■ **Your instructions**
Give every line below again, exactly.
## BEGIN
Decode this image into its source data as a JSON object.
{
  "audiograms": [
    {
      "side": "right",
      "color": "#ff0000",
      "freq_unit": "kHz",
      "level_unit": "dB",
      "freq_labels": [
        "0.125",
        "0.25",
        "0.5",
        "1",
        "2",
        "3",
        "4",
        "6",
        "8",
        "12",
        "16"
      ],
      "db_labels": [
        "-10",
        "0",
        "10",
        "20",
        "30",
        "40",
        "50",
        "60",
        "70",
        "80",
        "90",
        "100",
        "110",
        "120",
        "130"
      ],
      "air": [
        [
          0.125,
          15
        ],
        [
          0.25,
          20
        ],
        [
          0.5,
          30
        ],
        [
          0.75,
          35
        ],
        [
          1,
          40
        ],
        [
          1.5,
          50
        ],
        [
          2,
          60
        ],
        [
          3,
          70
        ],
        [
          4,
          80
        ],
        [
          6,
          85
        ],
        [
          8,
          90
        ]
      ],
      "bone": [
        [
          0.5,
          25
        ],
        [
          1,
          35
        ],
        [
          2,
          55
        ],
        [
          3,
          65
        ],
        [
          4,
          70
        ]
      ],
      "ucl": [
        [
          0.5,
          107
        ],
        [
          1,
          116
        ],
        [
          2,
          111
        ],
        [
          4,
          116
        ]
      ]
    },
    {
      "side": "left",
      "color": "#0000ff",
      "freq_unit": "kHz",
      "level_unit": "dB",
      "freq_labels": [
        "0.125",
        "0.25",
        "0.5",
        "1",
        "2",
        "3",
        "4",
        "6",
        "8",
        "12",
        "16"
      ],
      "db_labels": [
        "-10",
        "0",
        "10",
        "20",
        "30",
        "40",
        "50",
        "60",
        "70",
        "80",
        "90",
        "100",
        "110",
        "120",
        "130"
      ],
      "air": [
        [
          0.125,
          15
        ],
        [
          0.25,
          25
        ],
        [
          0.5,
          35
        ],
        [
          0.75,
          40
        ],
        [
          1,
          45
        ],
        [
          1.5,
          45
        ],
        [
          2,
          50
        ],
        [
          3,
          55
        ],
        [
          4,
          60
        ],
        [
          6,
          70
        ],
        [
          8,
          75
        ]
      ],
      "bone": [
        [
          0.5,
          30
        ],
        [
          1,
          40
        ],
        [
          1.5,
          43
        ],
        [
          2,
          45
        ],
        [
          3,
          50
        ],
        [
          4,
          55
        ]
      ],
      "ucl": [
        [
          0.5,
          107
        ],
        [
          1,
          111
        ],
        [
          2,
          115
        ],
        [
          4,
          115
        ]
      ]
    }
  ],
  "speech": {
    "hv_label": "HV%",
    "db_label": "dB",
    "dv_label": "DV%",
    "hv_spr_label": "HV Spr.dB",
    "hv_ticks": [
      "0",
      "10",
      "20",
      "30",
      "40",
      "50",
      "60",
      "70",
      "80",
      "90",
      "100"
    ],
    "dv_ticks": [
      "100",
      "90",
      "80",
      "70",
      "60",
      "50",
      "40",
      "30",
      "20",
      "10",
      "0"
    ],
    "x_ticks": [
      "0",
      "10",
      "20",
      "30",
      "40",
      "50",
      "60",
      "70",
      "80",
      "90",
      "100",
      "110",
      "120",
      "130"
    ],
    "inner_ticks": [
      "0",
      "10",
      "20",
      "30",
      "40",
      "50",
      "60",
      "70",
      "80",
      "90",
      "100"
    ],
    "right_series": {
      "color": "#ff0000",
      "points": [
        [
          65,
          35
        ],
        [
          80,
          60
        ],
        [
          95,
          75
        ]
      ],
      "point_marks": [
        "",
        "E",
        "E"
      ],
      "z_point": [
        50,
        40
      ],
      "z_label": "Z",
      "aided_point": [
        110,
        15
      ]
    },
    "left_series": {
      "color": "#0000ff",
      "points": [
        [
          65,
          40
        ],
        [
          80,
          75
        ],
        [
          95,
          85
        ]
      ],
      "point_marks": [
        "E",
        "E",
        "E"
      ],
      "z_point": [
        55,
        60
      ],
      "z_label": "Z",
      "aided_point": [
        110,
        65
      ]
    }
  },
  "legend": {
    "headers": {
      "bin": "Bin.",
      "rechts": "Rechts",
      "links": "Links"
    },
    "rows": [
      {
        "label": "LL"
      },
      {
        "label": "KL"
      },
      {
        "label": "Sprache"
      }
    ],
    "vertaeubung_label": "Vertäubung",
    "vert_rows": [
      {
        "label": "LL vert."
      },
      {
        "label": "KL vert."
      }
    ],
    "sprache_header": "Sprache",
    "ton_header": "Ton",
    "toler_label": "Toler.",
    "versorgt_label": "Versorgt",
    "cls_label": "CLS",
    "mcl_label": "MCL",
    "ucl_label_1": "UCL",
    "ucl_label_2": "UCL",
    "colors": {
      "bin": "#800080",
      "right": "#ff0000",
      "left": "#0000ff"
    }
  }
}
## END
■ **Solution**
Decode this image into its source data as a JSON object.
{
  "audiograms": [
    {
      "side": "right",
      "color": "#ff0000",
      "freq_unit": "kHz",
      "level_unit": "dB",
      "freq_labels": [
        "0.125",
        "0.25",
        "0.5",
        "1",
        "2",
        "3",
        "4",
        "6",
        "8",
        "12",
        "16"
      ],
      "db_labels": [
        "-10",
        "0",
        "10",
        "20",
        "30",
        "40",
        "50",
        "60",
        "70",
        "80",
        "90",
        "100",
        "110",
        "120",
        "130"
      ],
      "air": [
        [
          0.125,
          15
        ],
        [
          0.25,
          20
        ],
        [
          0.5,
          30
        ],
        [
          0.75,
          35
        ],
        [
          1,
          40
        ],
        [
          1.5,
          50
        ],
        [
          2,
          60
        ],
        [
          3,
          70
        ],
        [
          4,
          80
        ],
        [
          6,
          85
        ],
        [
          8,
          90
        ]
      ],
      "bone": [
        [
          0.5,
          25
        ],
        [
          1,
          35
        ],
        [
          2,
          55
        ],
        [
          3,
          65
        ],
        [
          4,
          70
        ]
      ],
      "ucl": [
        [
          0.5,
          107
        ],
        [
          1,
          116
        ],
        [
          2,
          111
        ],
        [
          4,
          116
        ]
      ]
    },
    {
      "side": "left",
      "color": "#0000ff",
      "freq_unit": "kHz",
      "level_unit": "dB",
      "freq_labels": [
        "0.125",
        "0.25",
        "0.5",
        "1",
        "2",
        "3",
        "4",
        "6",
        "8",
        "12",
        "16"
      ],
      "db_labels": [
        "-10",
        "0",
        "10",
        "20",
        "30",
        "40",
        "50",
        "60",
        "70",
        "80",
        "90",
        "100",
        "110",
        "120",
        "130"
      ],
      "air": [
        [
          0.125,
          15
        ],
        [
          0.25,
          25
        ],
        [
          0.5,
          35
        ],
        [
          0.75,
          40
        ],
        [
          1,
          45
        ],
        [
          1.5,
          45
        ],
        [
          2,
          50
        ],
        [
          3,
          55
        ],
        [
          4,
          60
        ],
        [
          6,
          70
        ],
        [
          8,
          75
        ]
      ],
      "bone": [
        [
          0.5,
          30
        ],
        [
          1,
          40
        ],
        [
          1.5,
          43
        ],
        [
          2,
          45
        ],
        [
          3,
          50
        ],
        [
          4,
          55
        ]
      ],
      "ucl": [
        [
          0.5,
          107
        ],
        [
          1,
          111
        ],
        [
          2,
          115
        ],
        [
          4,
          115
        ]
      ]
    }
  ],
  "speech": {
    "hv_label": "HV%",
    "db_label": "dB",
    "dv_label": "DV%",
    "hv_spr_label": "HV Spr.dB",
    "hv_ticks": [
      "0",
      "10",
      "20",
      "30",
      "40",
      "50",
      "60",
      "70",
      "80",
      "90",
      "100"
    ],
    "dv_ticks": [
      "100",
      "90",
      "80",
      "70",
      "60",
      "50",
      "40",
      "30",
      "20",
      "10",
      "0"
    ],
    "x_ticks": [
      "0",
      "10",
      "20",
      "30",
      "40",
      "50",
      "60",
      "70",
      "80",
      "90",
      "100",
      "110",
      "120",
      "130"
    ],
    "inner_ticks": [
      "0",
      "10",
      "20",
      "30",
      "40",
      "50",
      "60",
      "70",
      "80",
      "90",
      "100"
    ],
    "right_series": {
      "color": "#ff0000",
      "points": [
        [
          65,
          35
        ],
        [
          80,
          60
        ],
        [
          95,
          75
        ]
      ],
      "point_marks": [
        "",
        "E",
        "E"
      ],
      "z_point": [
        50,
        40
      ],
      "z_label": "Z",
      "aided_point": [
        110,
        15
      ]
    },
    "left_series": {
      "color": "#0000ff",
      "points": [
        [
          65,
          40
        ],
        [
          80,
          75
        ],
        [
          95,
          85
        ]
      ],
      "point_marks": [
        "E",
        "E",
        "E"
      ],
      "z_point": [
        55,
        60
      ],
      "z_label": "Z",
      "aided_point": [
        110,
        65
      ]
    }
  },
  "legend": {
    "headers": {
      "bin": "Bin.",
      "rechts": "Rechts",
      "links": "Links"
    },
    "rows": [
      {
        "label": "LL"
      },
      {
        "label": "KL"
      },
      {
        "label": "Sprache"
      }
    ],
    "vertaeubung_label": "Vertäubung",
    "vert_rows": [
      {
        "label": "LL vert."
      },
      {
        "label": "KL vert."
      }
    ],
    "sprache_header": "Sprache",
    "ton_header": "Ton",
    "toler_label": "Toler.",
    "versorgt_label": "Versorgt",
    "cls_label": "CLS",
    "mcl_label": "MCL",
    "ucl_label_1": "UCL",
    "ucl_label_2": "UCL",
    "colors": {
      "bin": "#800080",
      "right": "#ff0000",
      "left": "#0000ff"
    }
  }
}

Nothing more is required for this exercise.